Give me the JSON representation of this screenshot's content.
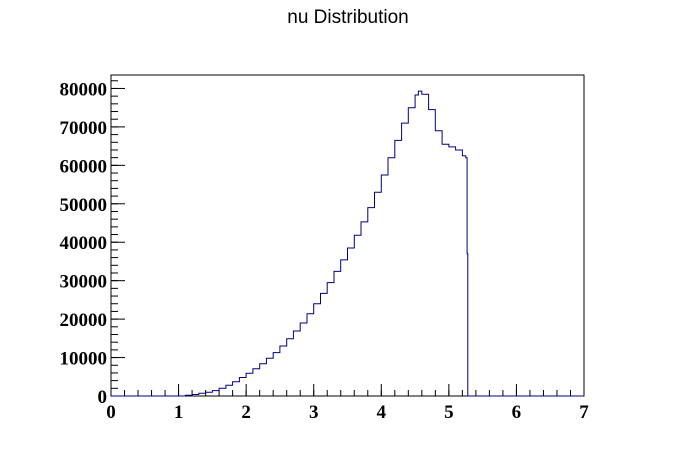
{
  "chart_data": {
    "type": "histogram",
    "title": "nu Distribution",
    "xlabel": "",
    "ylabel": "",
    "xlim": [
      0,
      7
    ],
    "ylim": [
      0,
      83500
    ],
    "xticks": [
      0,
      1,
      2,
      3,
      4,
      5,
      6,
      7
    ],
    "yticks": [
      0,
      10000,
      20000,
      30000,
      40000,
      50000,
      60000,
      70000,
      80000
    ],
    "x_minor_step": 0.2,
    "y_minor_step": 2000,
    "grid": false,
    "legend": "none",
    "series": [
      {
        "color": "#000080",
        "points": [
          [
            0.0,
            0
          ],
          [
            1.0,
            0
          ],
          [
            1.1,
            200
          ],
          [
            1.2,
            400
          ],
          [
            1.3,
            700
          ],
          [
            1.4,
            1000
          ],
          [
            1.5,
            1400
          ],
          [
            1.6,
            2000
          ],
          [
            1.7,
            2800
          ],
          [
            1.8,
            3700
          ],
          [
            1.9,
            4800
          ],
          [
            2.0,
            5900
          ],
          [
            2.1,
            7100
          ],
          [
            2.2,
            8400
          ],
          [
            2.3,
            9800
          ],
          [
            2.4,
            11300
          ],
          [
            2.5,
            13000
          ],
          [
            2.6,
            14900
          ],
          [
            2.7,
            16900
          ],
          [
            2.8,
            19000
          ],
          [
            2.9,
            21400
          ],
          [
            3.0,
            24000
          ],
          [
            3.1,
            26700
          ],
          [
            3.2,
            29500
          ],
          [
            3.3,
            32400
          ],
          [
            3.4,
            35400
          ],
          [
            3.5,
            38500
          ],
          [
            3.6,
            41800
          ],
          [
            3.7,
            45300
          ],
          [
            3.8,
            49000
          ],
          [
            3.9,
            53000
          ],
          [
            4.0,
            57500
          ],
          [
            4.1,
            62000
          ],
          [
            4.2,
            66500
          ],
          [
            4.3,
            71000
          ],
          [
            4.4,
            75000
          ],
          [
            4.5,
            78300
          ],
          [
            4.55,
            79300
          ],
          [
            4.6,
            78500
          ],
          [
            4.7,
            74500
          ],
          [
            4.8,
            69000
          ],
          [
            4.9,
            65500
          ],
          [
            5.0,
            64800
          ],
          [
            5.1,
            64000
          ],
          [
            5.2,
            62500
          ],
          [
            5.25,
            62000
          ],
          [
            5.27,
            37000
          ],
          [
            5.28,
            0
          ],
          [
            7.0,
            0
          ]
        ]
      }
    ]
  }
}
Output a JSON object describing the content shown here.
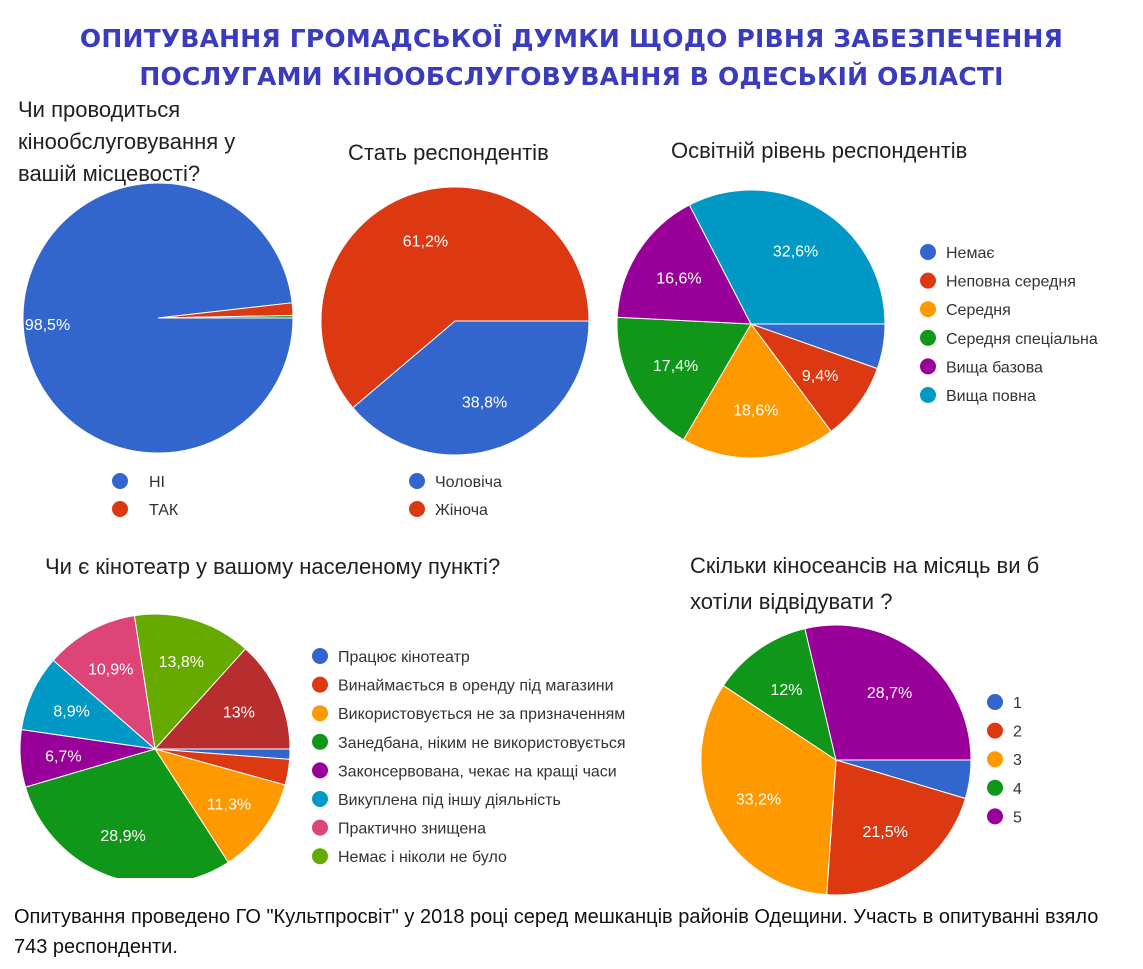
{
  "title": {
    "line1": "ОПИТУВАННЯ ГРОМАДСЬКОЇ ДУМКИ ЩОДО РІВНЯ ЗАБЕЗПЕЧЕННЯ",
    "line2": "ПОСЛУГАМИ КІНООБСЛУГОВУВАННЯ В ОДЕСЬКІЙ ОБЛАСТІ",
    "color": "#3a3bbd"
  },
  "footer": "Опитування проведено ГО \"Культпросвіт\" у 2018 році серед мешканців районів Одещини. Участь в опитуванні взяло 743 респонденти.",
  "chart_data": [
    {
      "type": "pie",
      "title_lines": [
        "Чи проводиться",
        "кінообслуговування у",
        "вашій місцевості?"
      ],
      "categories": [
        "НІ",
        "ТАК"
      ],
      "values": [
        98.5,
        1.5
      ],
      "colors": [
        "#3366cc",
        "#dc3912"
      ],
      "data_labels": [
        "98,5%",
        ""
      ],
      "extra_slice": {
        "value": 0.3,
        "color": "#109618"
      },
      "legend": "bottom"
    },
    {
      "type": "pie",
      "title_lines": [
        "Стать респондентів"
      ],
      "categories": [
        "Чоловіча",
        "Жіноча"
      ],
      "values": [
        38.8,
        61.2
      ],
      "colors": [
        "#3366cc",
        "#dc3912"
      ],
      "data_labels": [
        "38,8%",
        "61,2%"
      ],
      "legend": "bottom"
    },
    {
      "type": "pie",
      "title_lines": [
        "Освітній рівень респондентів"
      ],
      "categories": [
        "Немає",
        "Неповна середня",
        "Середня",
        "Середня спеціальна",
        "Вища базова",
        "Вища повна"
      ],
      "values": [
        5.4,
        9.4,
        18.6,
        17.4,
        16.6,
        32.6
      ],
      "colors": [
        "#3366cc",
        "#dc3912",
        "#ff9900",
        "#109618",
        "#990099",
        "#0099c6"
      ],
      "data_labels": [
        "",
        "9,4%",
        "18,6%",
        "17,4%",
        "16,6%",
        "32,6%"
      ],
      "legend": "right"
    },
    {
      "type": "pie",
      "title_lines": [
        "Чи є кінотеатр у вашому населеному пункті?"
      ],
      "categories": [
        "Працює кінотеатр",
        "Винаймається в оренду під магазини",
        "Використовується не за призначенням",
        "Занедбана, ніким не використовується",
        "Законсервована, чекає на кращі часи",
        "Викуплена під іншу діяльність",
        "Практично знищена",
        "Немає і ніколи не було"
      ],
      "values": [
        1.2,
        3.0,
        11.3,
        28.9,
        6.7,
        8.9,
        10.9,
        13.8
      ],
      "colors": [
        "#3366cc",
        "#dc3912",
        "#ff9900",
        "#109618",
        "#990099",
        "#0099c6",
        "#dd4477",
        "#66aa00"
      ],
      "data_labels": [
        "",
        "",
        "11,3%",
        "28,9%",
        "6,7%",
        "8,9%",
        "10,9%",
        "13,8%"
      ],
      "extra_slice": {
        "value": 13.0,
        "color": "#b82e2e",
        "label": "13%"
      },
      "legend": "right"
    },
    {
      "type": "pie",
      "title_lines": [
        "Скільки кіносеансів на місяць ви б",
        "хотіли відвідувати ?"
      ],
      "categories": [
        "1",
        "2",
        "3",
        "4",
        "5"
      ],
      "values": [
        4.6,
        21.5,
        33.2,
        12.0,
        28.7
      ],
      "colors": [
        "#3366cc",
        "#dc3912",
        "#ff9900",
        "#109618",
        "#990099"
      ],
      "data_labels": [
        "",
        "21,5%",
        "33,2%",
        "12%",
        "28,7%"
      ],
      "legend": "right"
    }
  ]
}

----------------------------------------

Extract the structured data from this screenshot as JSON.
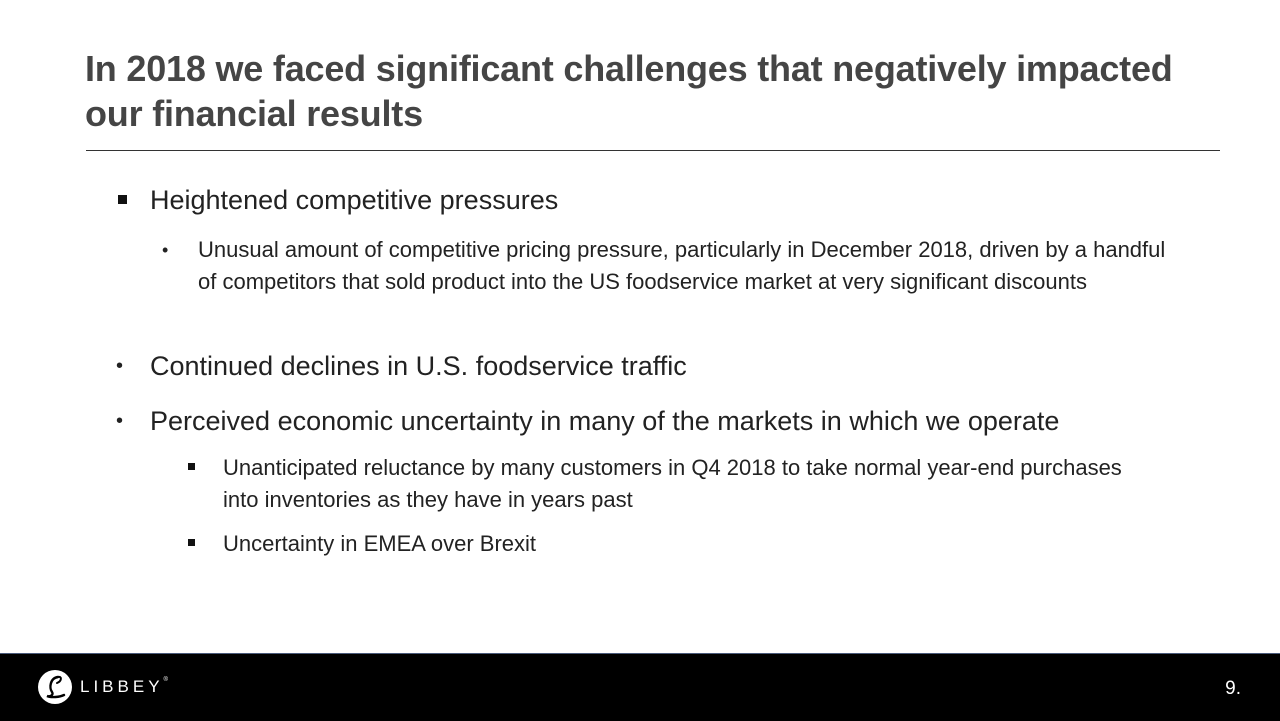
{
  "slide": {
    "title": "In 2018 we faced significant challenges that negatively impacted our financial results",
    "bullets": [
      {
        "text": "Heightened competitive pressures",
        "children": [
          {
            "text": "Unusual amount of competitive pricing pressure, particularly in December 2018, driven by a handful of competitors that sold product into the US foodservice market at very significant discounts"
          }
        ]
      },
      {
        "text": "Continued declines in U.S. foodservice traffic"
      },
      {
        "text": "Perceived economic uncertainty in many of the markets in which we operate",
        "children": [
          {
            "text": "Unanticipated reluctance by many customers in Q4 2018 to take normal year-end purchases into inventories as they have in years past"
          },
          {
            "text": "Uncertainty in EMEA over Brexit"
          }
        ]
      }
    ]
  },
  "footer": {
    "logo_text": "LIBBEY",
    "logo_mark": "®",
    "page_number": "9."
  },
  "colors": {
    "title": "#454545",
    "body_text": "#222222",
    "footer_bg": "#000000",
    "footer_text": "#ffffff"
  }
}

----------------------------------------

Which lines contain the word "кінотеатр"? Copy each of them.

- **FULL ANSWER**:
        "Чи є кінотеатр у вашому населеному пункті?"
        "Працює кінотеатр",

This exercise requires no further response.